TASK INSTRUCTIONS:
Check every line of the material below for "this". Give the number of lines that have it, and only that.

Figure dataset records
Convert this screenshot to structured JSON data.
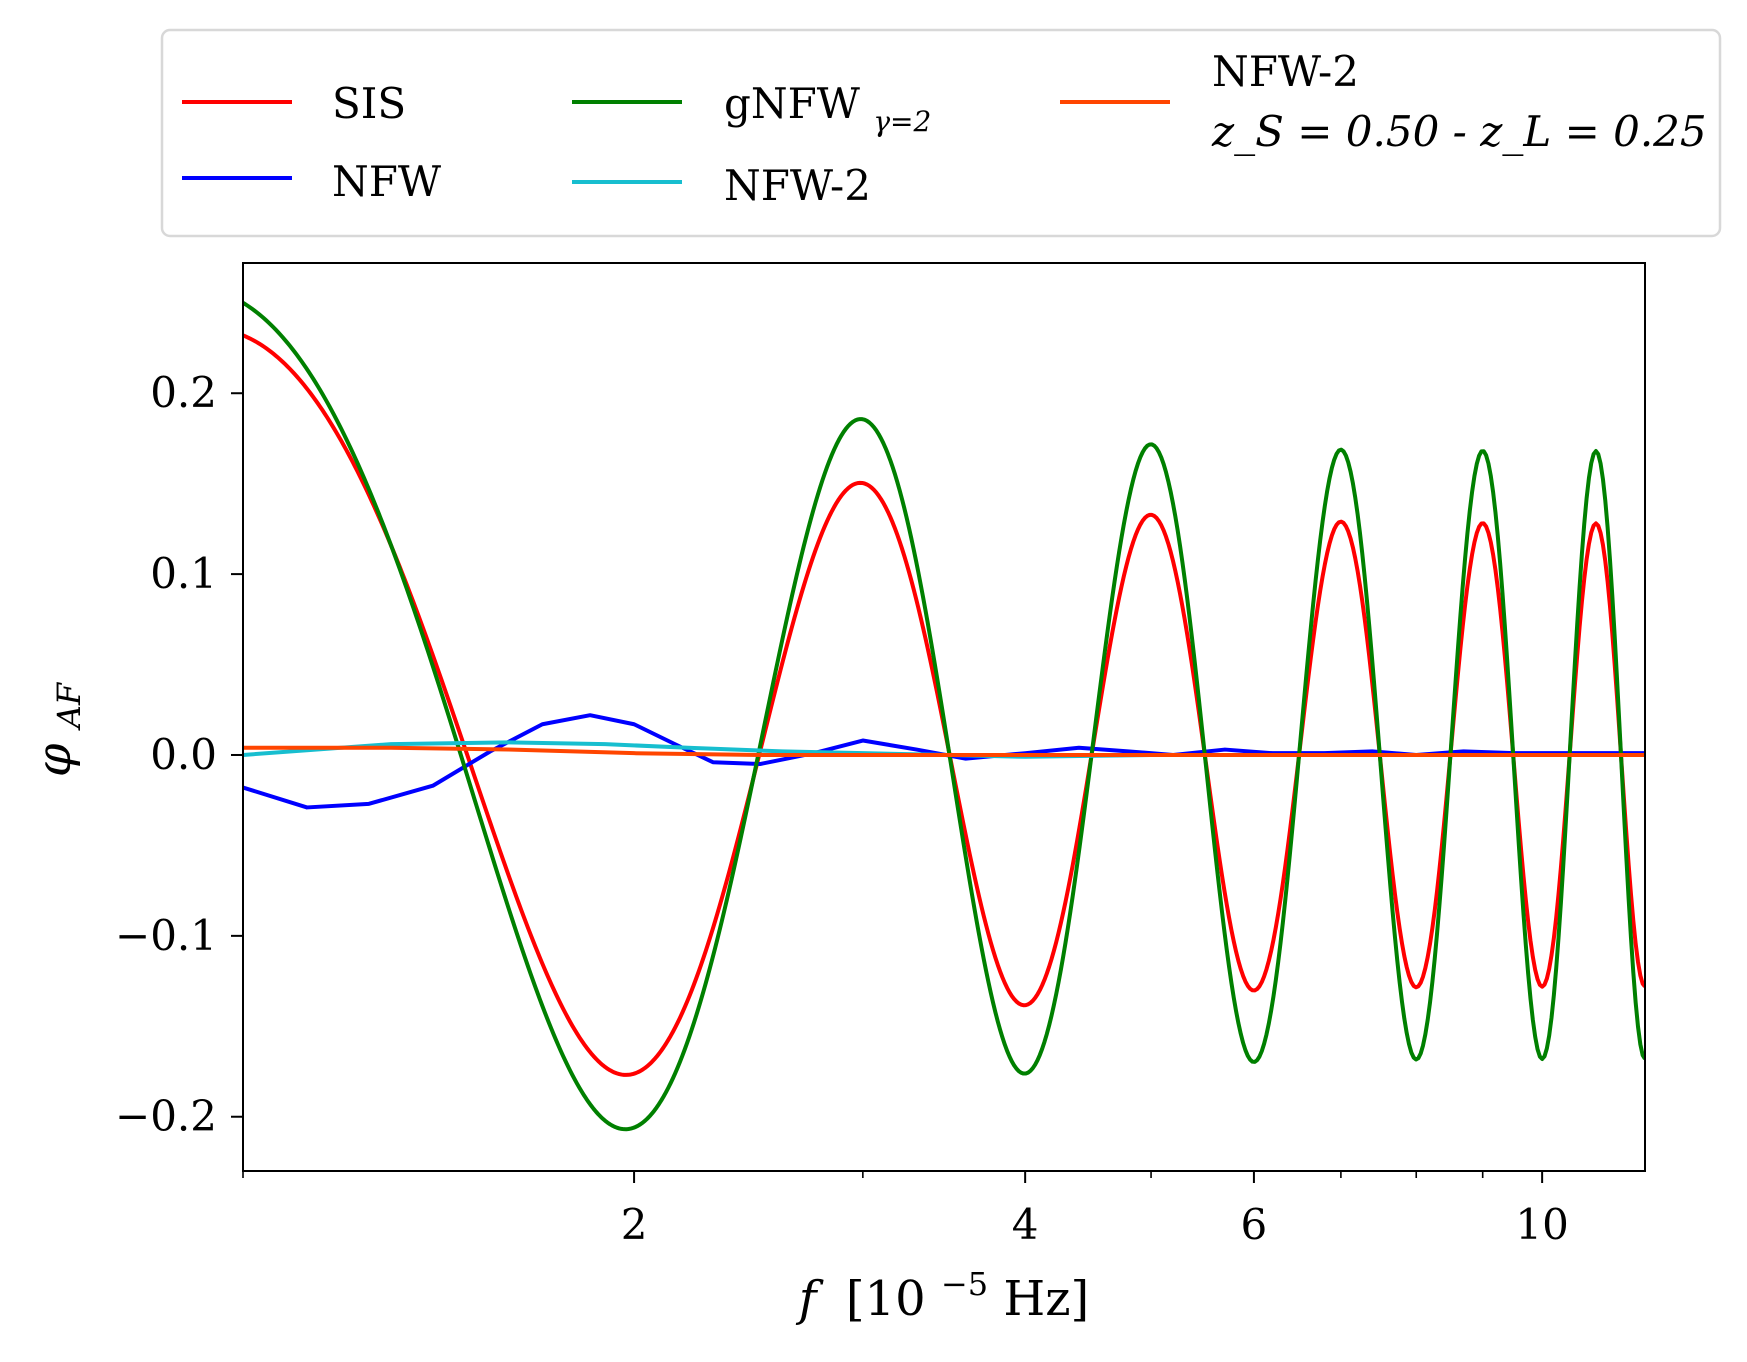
{
  "chart_data": {
    "type": "line",
    "xlabel": "f [10^-5 Hz]",
    "xlabel_parts": {
      "var": "f",
      "open": "[10",
      "exp": "−5",
      "close": " Hz]"
    },
    "ylabel": "φ_AF",
    "ylabel_parts": {
      "main": "φ",
      "sub": "AF"
    },
    "x_scale": "log",
    "xlim": [
      1.0,
      12.0
    ],
    "ylim": [
      -0.23,
      0.272
    ],
    "x_major_ticks": [
      {
        "value": 2,
        "label": "2"
      },
      {
        "value": 4,
        "label": "4"
      },
      {
        "value": 6,
        "label": "6"
      },
      {
        "value": 10,
        "label": "10"
      }
    ],
    "x_minor_ticks": [
      1,
      3,
      5,
      7,
      8,
      9
    ],
    "y_ticks": [
      {
        "value": 0.2,
        "label": "0.2"
      },
      {
        "value": 0.1,
        "label": "0.1"
      },
      {
        "value": 0.0,
        "label": "0.0"
      },
      {
        "value": -0.1,
        "label": "−0.1"
      },
      {
        "value": -0.2,
        "label": "−0.2"
      }
    ],
    "grid": false,
    "legend_position": "top, above plot",
    "series": [
      {
        "name": "SIS",
        "color": "#ff0000",
        "kind": "osc",
        "params": {
          "A0": 0.232,
          "Ainf": 0.128,
          "fa": 1.3,
          "P": 2.7,
          "b": 0.5,
          "T": 1.3,
          "dc": -0.015,
          "dd": 0.7
        }
      },
      {
        "name": "NFW",
        "color": "#0000ff",
        "kind": "points",
        "x": [
          1.0,
          1.12,
          1.25,
          1.4,
          1.55,
          1.7,
          1.85,
          2.0,
          2.15,
          2.3,
          2.5,
          2.75,
          3.0,
          3.3,
          3.6,
          4.0,
          4.4,
          4.8,
          5.2,
          5.7,
          6.2,
          6.8,
          7.4,
          8.0,
          8.7,
          9.5,
          10.3,
          11.0,
          12.0
        ],
        "y": [
          -0.018,
          -0.029,
          -0.027,
          -0.017,
          0.002,
          0.017,
          0.022,
          0.017,
          0.006,
          -0.004,
          -0.005,
          0.001,
          0.008,
          0.003,
          -0.002,
          0.001,
          0.004,
          0.002,
          0.0,
          0.003,
          0.001,
          0.001,
          0.002,
          0.0,
          0.002,
          0.001,
          0.001,
          0.001,
          0.001
        ]
      },
      {
        "name": "gNFW_γ=2",
        "label_main": "gNFW",
        "label_sub": "γ=2",
        "color": "#008000",
        "kind": "osc",
        "params": {
          "A0": 0.25,
          "Ainf": 0.168,
          "fa": 1.3,
          "P": 2.7,
          "b": 0.5,
          "T": 1.3,
          "dc": -0.04,
          "dd": 0.7
        }
      },
      {
        "name": "NFW-2",
        "color": "#17becf",
        "kind": "points",
        "x": [
          1.0,
          1.3,
          1.6,
          1.9,
          2.2,
          2.6,
          3.0,
          3.5,
          4.0,
          5.0,
          6.0,
          8.0,
          10.0,
          12.0
        ],
        "y": [
          0.0,
          0.006,
          0.007,
          0.006,
          0.004,
          0.002,
          0.001,
          0.0,
          -0.001,
          0.0,
          0.0,
          0.0,
          0.0,
          0.0
        ]
      },
      {
        "name": "NFW-2 z_S = 0.50 - z_L = 0.25",
        "label_line1": "NFW-2",
        "label_line2": "z_S = 0.50 - z_L = 0.25",
        "color": "#ff4500",
        "kind": "points",
        "x": [
          1.0,
          1.3,
          1.6,
          2.0,
          2.5,
          3.0,
          4.0,
          6.0,
          8.0,
          12.0
        ],
        "y": [
          0.004,
          0.004,
          0.003,
          0.001,
          0.0,
          0.0,
          0.0,
          0.0,
          0.0,
          0.0
        ]
      }
    ]
  }
}
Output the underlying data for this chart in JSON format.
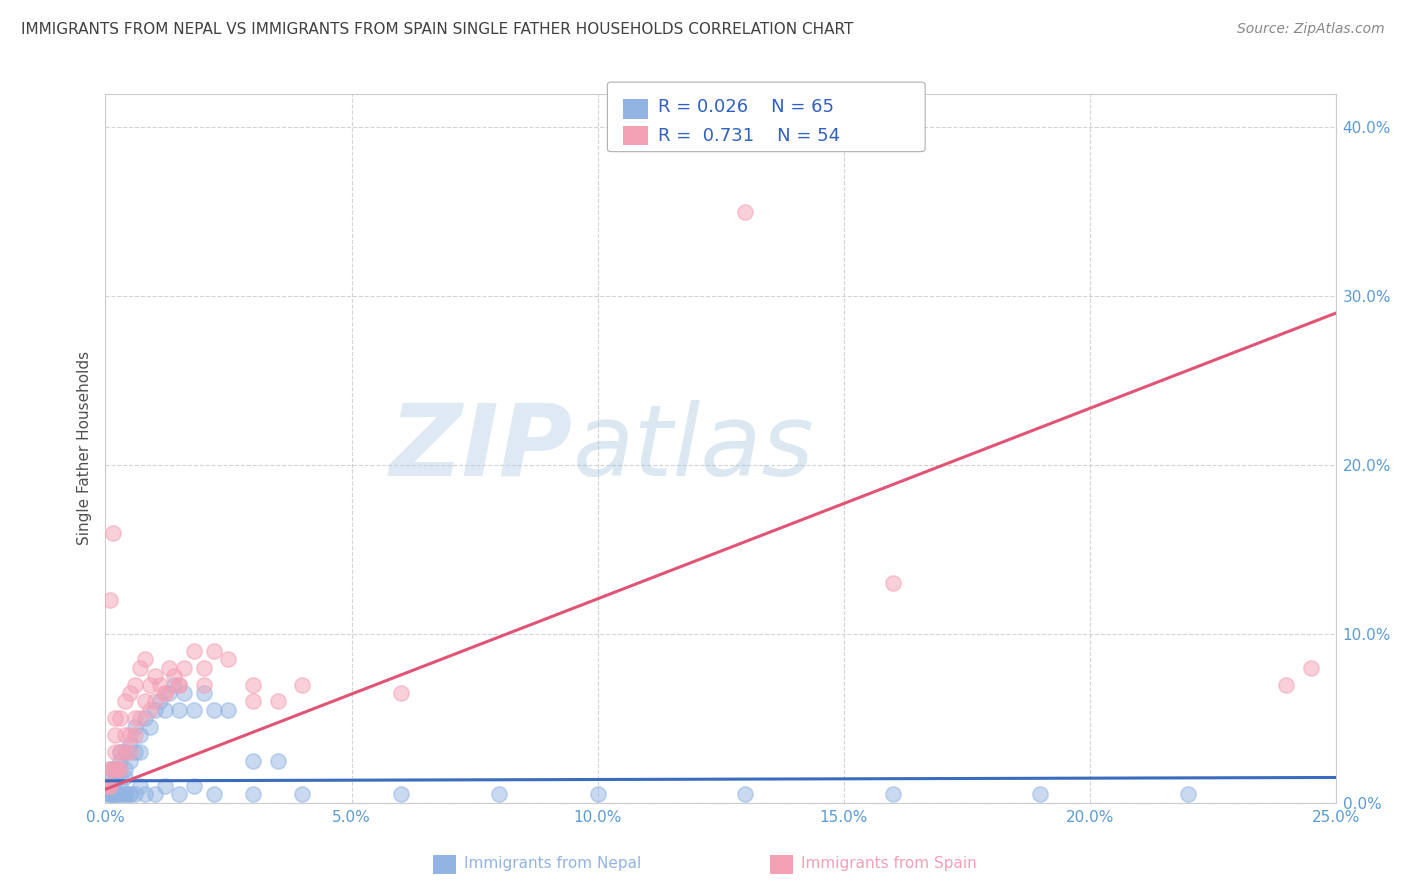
{
  "title": "IMMIGRANTS FROM NEPAL VS IMMIGRANTS FROM SPAIN SINGLE FATHER HOUSEHOLDS CORRELATION CHART",
  "source": "Source: ZipAtlas.com",
  "ylabel": "Single Father Households",
  "xlim": [
    0.0,
    0.25
  ],
  "ylim": [
    0.0,
    0.42
  ],
  "xticks": [
    0.0,
    0.05,
    0.1,
    0.15,
    0.2,
    0.25
  ],
  "xticklabels": [
    "0.0%",
    "5.0%",
    "10.0%",
    "15.0%",
    "20.0%",
    "25.0%"
  ],
  "yticks_right": [
    0.0,
    0.1,
    0.2,
    0.3,
    0.4
  ],
  "yticklabels_right": [
    "0.0%",
    "10.0%",
    "20.0%",
    "30.0%",
    "40.0%"
  ],
  "nepal_color": "#92b4e3",
  "spain_color": "#f4a0b5",
  "nepal_line_color": "#3a6bbf",
  "spain_line_color": "#e05575",
  "nepal_R": 0.026,
  "nepal_N": 65,
  "spain_R": 0.731,
  "spain_N": 54,
  "nepal_label": "Immigrants from Nepal",
  "spain_label": "Immigrants from Spain",
  "watermark_zip": "ZIP",
  "watermark_atlas": "atlas",
  "background_color": "#ffffff",
  "grid_color": "#c8c8c8",
  "title_color": "#404040",
  "tick_color": "#5b9bd5",
  "legend_color": "#3060c0",
  "nepal_scatter_x": [
    0.0005,
    0.001,
    0.001,
    0.0015,
    0.002,
    0.002,
    0.0025,
    0.003,
    0.003,
    0.003,
    0.004,
    0.004,
    0.004,
    0.005,
    0.005,
    0.006,
    0.006,
    0.007,
    0.007,
    0.008,
    0.009,
    0.01,
    0.011,
    0.012,
    0.013,
    0.014,
    0.015,
    0.016,
    0.018,
    0.02,
    0.022,
    0.025,
    0.03,
    0.035,
    0.0005,
    0.001,
    0.0015,
    0.002,
    0.002,
    0.003,
    0.003,
    0.004,
    0.005,
    0.006,
    0.007,
    0.008,
    0.01,
    0.012,
    0.015,
    0.018,
    0.022,
    0.03,
    0.04,
    0.06,
    0.08,
    0.1,
    0.13,
    0.16,
    0.19,
    0.22,
    0.001,
    0.002,
    0.003,
    0.004,
    0.005
  ],
  "nepal_scatter_y": [
    0.01,
    0.02,
    0.015,
    0.01,
    0.02,
    0.015,
    0.02,
    0.025,
    0.015,
    0.03,
    0.02,
    0.03,
    0.015,
    0.025,
    0.035,
    0.03,
    0.045,
    0.04,
    0.03,
    0.05,
    0.045,
    0.055,
    0.06,
    0.055,
    0.065,
    0.07,
    0.055,
    0.065,
    0.055,
    0.065,
    0.055,
    0.055,
    0.025,
    0.025,
    0.005,
    0.005,
    0.005,
    0.005,
    0.005,
    0.005,
    0.01,
    0.005,
    0.005,
    0.005,
    0.01,
    0.005,
    0.005,
    0.01,
    0.005,
    0.01,
    0.005,
    0.005,
    0.005,
    0.005,
    0.005,
    0.005,
    0.005,
    0.005,
    0.005,
    0.005,
    0.005,
    0.005,
    0.005,
    0.005,
    0.005
  ],
  "spain_scatter_x": [
    0.0005,
    0.0008,
    0.001,
    0.001,
    0.0015,
    0.002,
    0.002,
    0.0025,
    0.003,
    0.003,
    0.004,
    0.004,
    0.005,
    0.005,
    0.006,
    0.006,
    0.007,
    0.008,
    0.009,
    0.01,
    0.011,
    0.012,
    0.013,
    0.014,
    0.015,
    0.016,
    0.018,
    0.02,
    0.022,
    0.025,
    0.03,
    0.035,
    0.001,
    0.0015,
    0.002,
    0.002,
    0.003,
    0.004,
    0.005,
    0.006,
    0.007,
    0.008,
    0.009,
    0.01,
    0.012,
    0.015,
    0.02,
    0.03,
    0.04,
    0.06,
    0.16,
    0.13,
    0.245,
    0.24
  ],
  "spain_scatter_y": [
    0.01,
    0.01,
    0.02,
    0.01,
    0.02,
    0.02,
    0.03,
    0.02,
    0.03,
    0.02,
    0.03,
    0.04,
    0.04,
    0.03,
    0.04,
    0.05,
    0.05,
    0.06,
    0.055,
    0.06,
    0.07,
    0.065,
    0.08,
    0.075,
    0.07,
    0.08,
    0.09,
    0.08,
    0.09,
    0.085,
    0.07,
    0.06,
    0.12,
    0.16,
    0.04,
    0.05,
    0.05,
    0.06,
    0.065,
    0.07,
    0.08,
    0.085,
    0.07,
    0.075,
    0.065,
    0.07,
    0.07,
    0.06,
    0.07,
    0.065,
    0.13,
    0.35,
    0.08,
    0.07
  ],
  "nepal_trend_x": [
    0.0,
    0.25
  ],
  "nepal_trend_y": [
    0.013,
    0.015
  ],
  "spain_trend_x": [
    0.0,
    0.25
  ],
  "spain_trend_y": [
    0.008,
    0.29
  ]
}
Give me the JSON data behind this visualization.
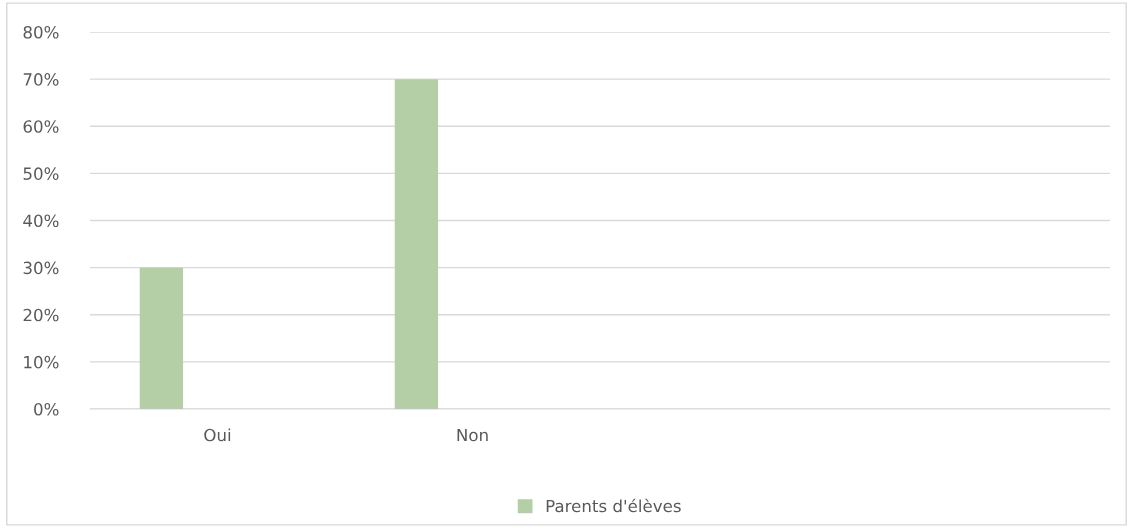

SOLVED PROBLEM:
3